- [Задание 1]: Продублируйте без изменений строки подборки, начиная со строки, где стоит "Point xyxy=(1130,306,1153,320)", и заканчивая строкой, где стоит "Point xyxy=(198,341,221,355)", включая обе.

- [Отрывок]:
══════════

ПРИ
СКУДНОМ СВЕТЕ ЛАМПЫ
РЕЙН КАРАСТИ
«Хотя б на секунду…»
«Где сердцу
есть место? где сердцу-моллюску…»
Виктора Кривулина
Где сердцу есть место? где сердцу-моллюску
есть место, к чему прилепиться?
Вот каменный парусник грузно кренится,
восходит волна по гранитному спуску.
Вот запах гниющего в гавани флота
—
и сердце прижалось ко дну пакетбота.
В двустворчатой близости неба и моря,
облитых живым перламутром,
где остров жемчужный над ежеминутным
лиением света, сгоранием, горем?
Где брезжит клочок неколеблемой тверди
—
хотя б на секунду забвение смерти?
Март 1972
Если не считать палеонтологических
изысканий Ломоносова, моллюсков в нашей поэзии открыл Державин, патриотически
противопоставив «горшок
горячих, добрых щей» изыскам
европейской кухни: «Тогда-то устрицы го-гу, / Всех мушелей заморских грузы,
/ Лягушки, фрикасе, рагу, / Чем окормляют нас Французы, / И уж ничто не вкусно
мне». «Го-гу» поэт объяснил так: «Охотники
до устриц и дичи любят кушать их с запахом, что по-французски называется
haut-goût, т<о> е<сть> высокого вкуса». Как тут не вспомнить случившийся через
три четверти века знаменательный обед:
«— Так что ж, не начать ли
с устриц, а потом уж и весь план изменить? А?

══════════

- [Записи из коллекции]:
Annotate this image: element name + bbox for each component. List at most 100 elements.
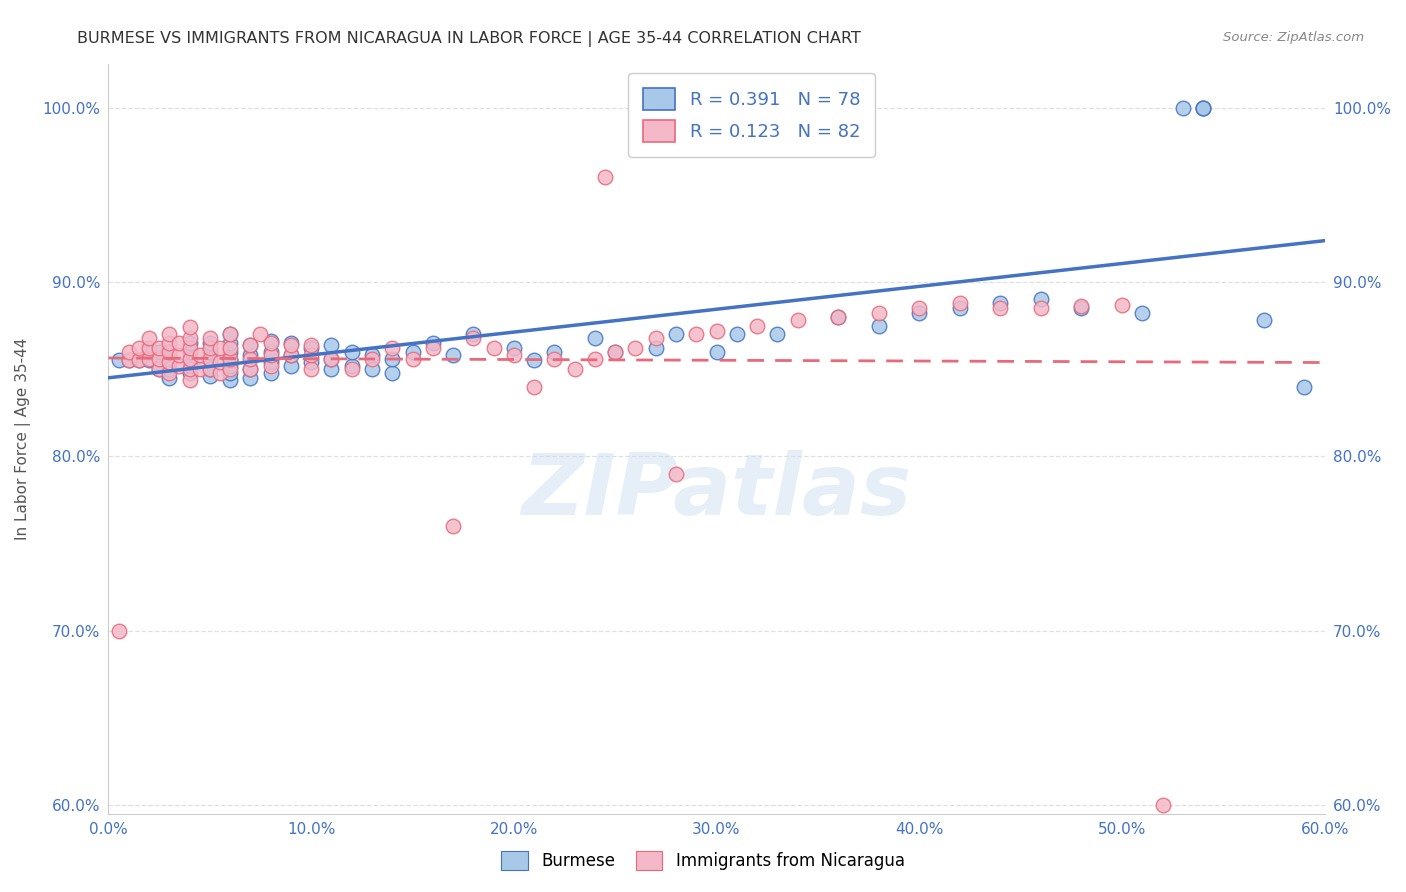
Point xyxy=(1130,306,1153,320)
Point xyxy=(868,318,890,333)
Point xyxy=(198,353,221,368)
Point xyxy=(706,324,728,338)
Point xyxy=(239,348,262,362)
Point xyxy=(169,359,191,373)
Point xyxy=(766,327,789,342)
Point xyxy=(107,624,129,638)
Point xyxy=(644,331,666,345)
Point xyxy=(148,351,170,366)
Point xyxy=(1070,301,1092,315)
Point xyxy=(219,327,242,342)
Point xyxy=(157,355,180,369)
Point xyxy=(198,362,221,376)
Point xyxy=(441,348,464,362)
Point xyxy=(381,351,404,366)
Point xyxy=(605,344,627,359)
Point xyxy=(1192,101,1215,115)
Point xyxy=(280,335,302,350)
Point xyxy=(259,344,281,359)
Point xyxy=(219,327,242,342)
Point xyxy=(128,341,150,355)
Text: ZIPatlas: ZIPatlas xyxy=(522,450,911,533)
Point xyxy=(422,335,444,350)
Point xyxy=(605,344,627,359)
Point xyxy=(198,341,221,355)
Point xyxy=(179,351,201,366)
Point xyxy=(868,306,890,320)
Point xyxy=(422,341,444,355)
Point xyxy=(239,351,262,366)
Point xyxy=(188,362,211,376)
Legend: Burmese, Immigrants from Nicaragua: Burmese, Immigrants from Nicaragua xyxy=(495,844,911,877)
Point xyxy=(482,341,505,355)
Point xyxy=(1294,379,1316,393)
Point xyxy=(908,301,931,315)
Point xyxy=(786,313,808,327)
Point xyxy=(321,337,343,351)
Point xyxy=(745,318,768,333)
Point xyxy=(219,353,242,368)
Point xyxy=(463,327,485,342)
Point xyxy=(148,362,170,376)
Point xyxy=(259,366,281,380)
Point xyxy=(259,334,281,348)
Point xyxy=(1070,299,1092,313)
Point xyxy=(179,320,201,334)
Point xyxy=(502,348,524,362)
Point xyxy=(179,341,201,355)
Point xyxy=(219,344,242,359)
Point xyxy=(523,379,546,393)
Point xyxy=(381,341,404,355)
Point xyxy=(1152,797,1174,812)
Point xyxy=(107,353,129,368)
Point xyxy=(523,353,546,368)
Point xyxy=(219,351,242,366)
Point xyxy=(157,344,180,359)
Point xyxy=(169,348,191,362)
Point xyxy=(280,348,302,362)
Point xyxy=(148,362,170,376)
Point xyxy=(401,344,423,359)
Point xyxy=(148,344,170,359)
Point xyxy=(401,351,423,366)
Point xyxy=(198,344,221,359)
Point xyxy=(179,331,201,345)
Point xyxy=(381,366,404,380)
Point xyxy=(725,327,748,342)
Point xyxy=(1029,293,1052,307)
Point xyxy=(259,348,281,362)
Legend: R = 0.391   N = 78, R = 0.123   N = 82: R = 0.391 N = 78, R = 0.123 N = 82 xyxy=(628,73,875,157)
Point xyxy=(219,362,242,376)
Point xyxy=(198,362,221,376)
Point xyxy=(259,335,281,350)
Point xyxy=(198,351,221,366)
Point xyxy=(157,353,180,368)
Point xyxy=(188,348,211,362)
Point xyxy=(179,351,201,366)
Point xyxy=(706,344,728,359)
Point xyxy=(1192,101,1215,115)
Point xyxy=(685,327,707,342)
Point xyxy=(949,296,972,310)
Point xyxy=(198,369,221,384)
Point xyxy=(543,344,565,359)
Point xyxy=(259,355,281,369)
Point xyxy=(219,366,242,380)
Point xyxy=(624,341,647,355)
Point xyxy=(157,344,180,359)
Point xyxy=(118,353,141,368)
Point xyxy=(208,355,231,369)
Point xyxy=(665,467,688,481)
Point xyxy=(361,351,384,366)
Point xyxy=(299,362,322,376)
Point xyxy=(208,366,231,380)
Point xyxy=(1192,101,1215,115)
Point xyxy=(157,362,180,376)
Point xyxy=(644,341,666,355)
Point xyxy=(239,337,262,351)
Point xyxy=(583,331,606,345)
Point xyxy=(280,348,302,362)
Point xyxy=(827,310,849,324)
Point xyxy=(138,341,160,355)
Point xyxy=(219,372,242,386)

══════════

- [Задание 2]: Кто, согласно отрывку, открыл моллюсков в нашей поэзии, если не считать палеонтологических изысканий Ломоносова?

- [Ответ 1]:
Point xyxy=(1130,306,1153,320)
Point xyxy=(868,318,890,333)
Point xyxy=(198,353,221,368)
Point xyxy=(706,324,728,338)
Point xyxy=(239,348,262,362)
Point xyxy=(169,359,191,373)
Point xyxy=(766,327,789,342)
Point xyxy=(107,624,129,638)
Point xyxy=(644,331,666,345)
Point xyxy=(148,351,170,366)
Point xyxy=(1070,301,1092,315)
Point xyxy=(219,327,242,342)
Point xyxy=(157,355,180,369)
Point xyxy=(198,362,221,376)
Point xyxy=(441,348,464,362)
Point xyxy=(381,351,404,366)
Point xyxy=(605,344,627,359)
Point xyxy=(1192,101,1215,115)
Point xyxy=(280,335,302,350)
Point xyxy=(259,344,281,359)
Point xyxy=(219,327,242,342)
Point xyxy=(128,341,150,355)
Text: ZIPatlas: ZIPatlas xyxy=(522,450,911,533)
Point xyxy=(422,335,444,350)
Point xyxy=(605,344,627,359)
Point xyxy=(198,341,221,355)

- [Ответ 2]: Державин.